BEGIN
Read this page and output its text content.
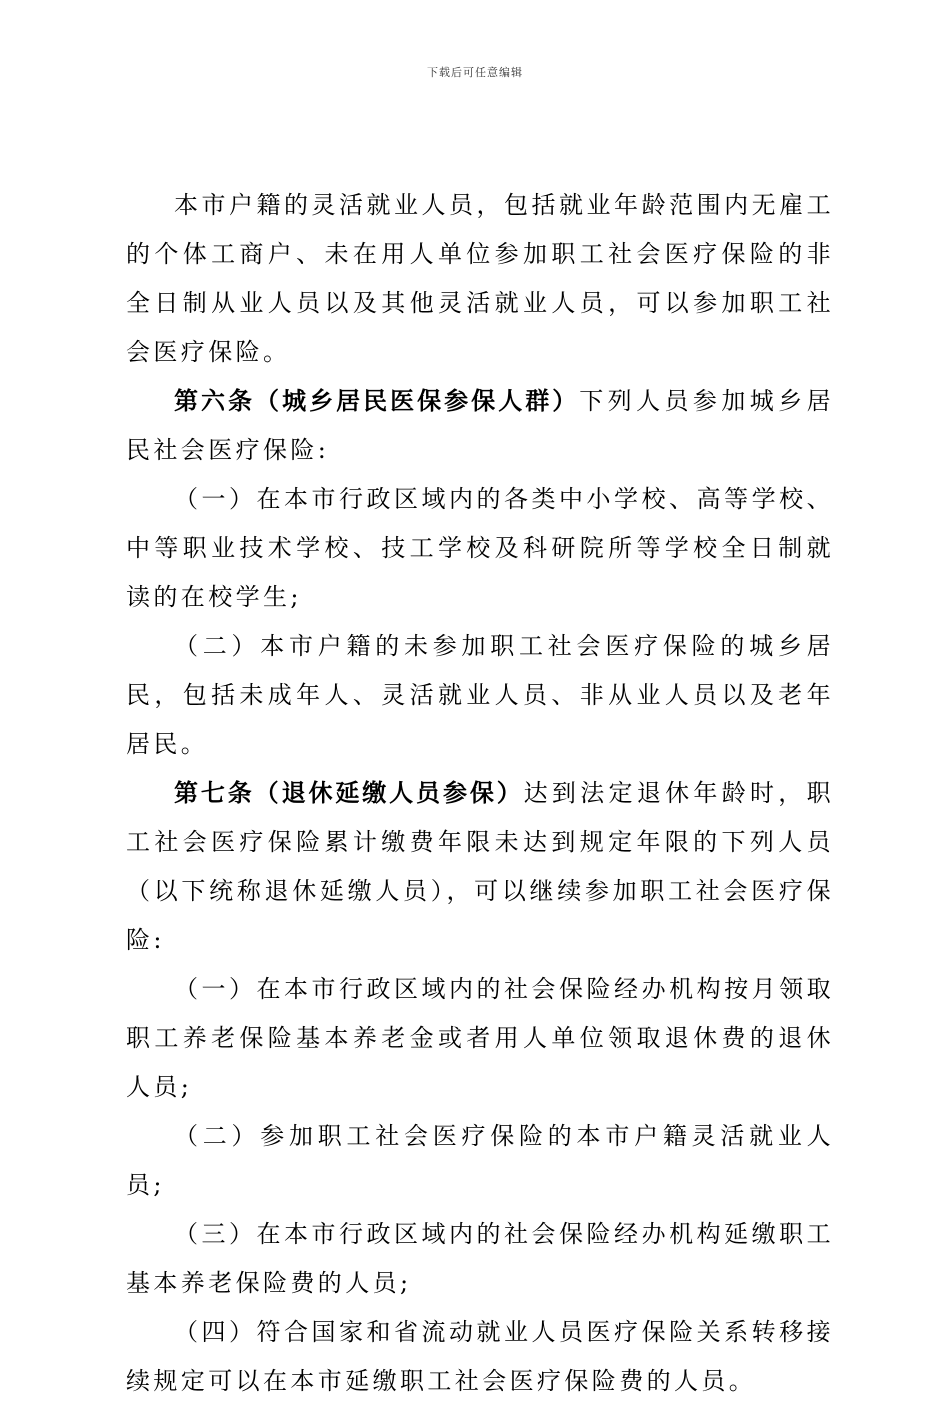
下载后可任意编辑

本市户籍的灵活就业人员，包括就业年龄范围内无雇工的个体工商户、未在用人单位参加职工社会医疗保险的非全日制从业人员以及其他灵活就业人员，可以参加职工社会医疗保险。

第六条（城乡居民医保参保人群）下列人员参加城乡居民社会医疗保险:

（一）在本市行政区域内的各类中小学校、高等学校、中等职业技术学校、技工学校及科研院所等学校全日制就读的在校学生;

（二）本市户籍的未参加职工社会医疗保险的城乡居民，包括未成年人、灵活就业人员、非从业人员以及老年居民。

第七条（退休延缴人员参保）达到法定退休年龄时，职工社会医疗保险累计缴费年限未达到规定年限的下列人员（以下统称退休延缴人员），可以继续参加职工社会医疗保险:

（一）在本市行政区域内的社会保险经办机构按月领取职工养老保险基本养老金或者用人单位领取退休费的退休人员;

（二）参加职工社会医疗保险的本市户籍灵活就业人员;

（三）在本市行政区域内的社会保险经办机构延缴职工基本养老保险费的人员;

（四）符合国家和省流动就业人员医疗保险关系转移接续规定可以在本市延缴职工社会医疗保险费的人员。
END
Pictures in the records above should not be copied. Repeat everything else exactly.

OUTPUT BELOW
Read this page and output its text content.
下载后可任意编辑

本市户籍的灵活就业人员，包括就业年龄范围内无雇工的个体工商户、未在用人单位参加职工社会医疗保险的非全日制从业人员以及其他灵活就业人员，可以参加职工社会医疗保险。

第六条（城乡居民医保参保人群）下列人员参加城乡居民社会医疗保险:

（一）在本市行政区域内的各类中小学校、高等学校、中等职业技术学校、技工学校及科研院所等学校全日制就读的在校学生;

（二）本市户籍的未参加职工社会医疗保险的城乡居民，包括未成年人、灵活就业人员、非从业人员以及老年居民。

第七条（退休延缴人员参保）达到法定退休年龄时，职工社会医疗保险累计缴费年限未达到规定年限的下列人员（以下统称退休延缴人员），可以继续参加职工社会医疗保险:

（一）在本市行政区域内的社会保险经办机构按月领取职工养老保险基本养老金或者用人单位领取退休费的退休人员;

（二）参加职工社会医疗保险的本市户籍灵活就业人员;

（三）在本市行政区域内的社会保险经办机构延缴职工基本养老保险费的人员;

（四）符合国家和省流动就业人员医疗保险关系转移接续规定可以在本市延缴职工社会医疗保险费的人员。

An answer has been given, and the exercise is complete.